> WRITTEN PROBLEM
Please set out the records as a Markdown table, starting with the first line and going on through the line containing "table-cell-text: ACCT 2101 A: [786, 520, 908, 545]", with both of those lines included. Use the columns No. and Text, numbering each line and leaving out blank lines.

-- START EXERCISE INPUT --

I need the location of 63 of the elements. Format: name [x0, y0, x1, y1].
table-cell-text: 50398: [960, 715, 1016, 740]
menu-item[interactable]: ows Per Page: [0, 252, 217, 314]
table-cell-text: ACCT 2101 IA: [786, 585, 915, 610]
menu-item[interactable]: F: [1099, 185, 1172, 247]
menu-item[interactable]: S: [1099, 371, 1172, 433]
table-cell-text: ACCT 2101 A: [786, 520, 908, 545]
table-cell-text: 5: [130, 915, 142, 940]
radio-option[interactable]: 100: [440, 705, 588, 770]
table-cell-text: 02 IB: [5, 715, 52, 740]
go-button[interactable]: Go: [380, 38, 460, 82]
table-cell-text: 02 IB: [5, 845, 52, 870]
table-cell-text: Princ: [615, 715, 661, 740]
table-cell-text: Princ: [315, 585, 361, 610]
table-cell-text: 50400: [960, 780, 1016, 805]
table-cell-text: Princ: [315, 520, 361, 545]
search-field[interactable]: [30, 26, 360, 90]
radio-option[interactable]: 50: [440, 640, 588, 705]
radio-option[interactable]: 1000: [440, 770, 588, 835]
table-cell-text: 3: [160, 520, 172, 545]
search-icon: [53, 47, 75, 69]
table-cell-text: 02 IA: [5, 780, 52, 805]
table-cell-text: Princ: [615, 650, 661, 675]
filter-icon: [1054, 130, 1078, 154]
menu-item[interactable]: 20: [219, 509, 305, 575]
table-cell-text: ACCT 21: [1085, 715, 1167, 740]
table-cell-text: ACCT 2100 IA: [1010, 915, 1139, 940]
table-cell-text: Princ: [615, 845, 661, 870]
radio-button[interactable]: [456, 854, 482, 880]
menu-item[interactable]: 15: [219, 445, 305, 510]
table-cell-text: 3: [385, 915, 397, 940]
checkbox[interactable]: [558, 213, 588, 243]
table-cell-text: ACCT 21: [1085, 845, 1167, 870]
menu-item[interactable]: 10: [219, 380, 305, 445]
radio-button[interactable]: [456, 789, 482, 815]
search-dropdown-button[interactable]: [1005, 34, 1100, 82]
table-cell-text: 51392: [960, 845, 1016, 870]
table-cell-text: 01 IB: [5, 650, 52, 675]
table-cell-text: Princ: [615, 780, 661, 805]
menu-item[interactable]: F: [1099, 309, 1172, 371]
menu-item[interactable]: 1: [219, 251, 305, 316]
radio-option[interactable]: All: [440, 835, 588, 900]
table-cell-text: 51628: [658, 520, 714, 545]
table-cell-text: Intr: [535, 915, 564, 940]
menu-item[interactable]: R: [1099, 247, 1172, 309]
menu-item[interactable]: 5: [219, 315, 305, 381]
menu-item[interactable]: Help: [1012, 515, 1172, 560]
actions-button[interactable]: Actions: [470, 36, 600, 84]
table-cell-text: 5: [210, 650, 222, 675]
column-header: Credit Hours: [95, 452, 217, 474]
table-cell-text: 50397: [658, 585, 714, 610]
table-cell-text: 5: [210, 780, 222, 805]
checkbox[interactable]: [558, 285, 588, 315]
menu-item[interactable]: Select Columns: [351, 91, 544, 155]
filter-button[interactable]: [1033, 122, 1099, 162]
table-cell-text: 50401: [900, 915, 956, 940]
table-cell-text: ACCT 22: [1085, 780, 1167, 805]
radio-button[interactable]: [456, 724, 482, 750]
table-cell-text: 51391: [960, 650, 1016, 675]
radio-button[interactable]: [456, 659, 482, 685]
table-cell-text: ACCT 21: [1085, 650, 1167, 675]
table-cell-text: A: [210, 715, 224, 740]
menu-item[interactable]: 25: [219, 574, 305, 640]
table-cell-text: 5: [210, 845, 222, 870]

-- END EXERCISE INPUT --

> EXERCISE SOLUTION
| No. | Text |
|---|---|
| 1 | I need the location of 63 of the elements. Format: name [x0, y0, x1, y1]. |
| 2 | table-cell-text: 50398: [960, 715, 1016, 740] |
| 3 | menu-item[interactable]: ows Per Page: [0, 252, 217, 314] |
| 4 | table-cell-text: ACCT 2101 IA: [786, 585, 915, 610] |
| 5 | menu-item[interactable]: F: [1099, 185, 1172, 247] |
| 6 | menu-item[interactable]: S: [1099, 371, 1172, 433] |
| 7 | table-cell-text: ACCT 2101 A: [786, 520, 908, 545] |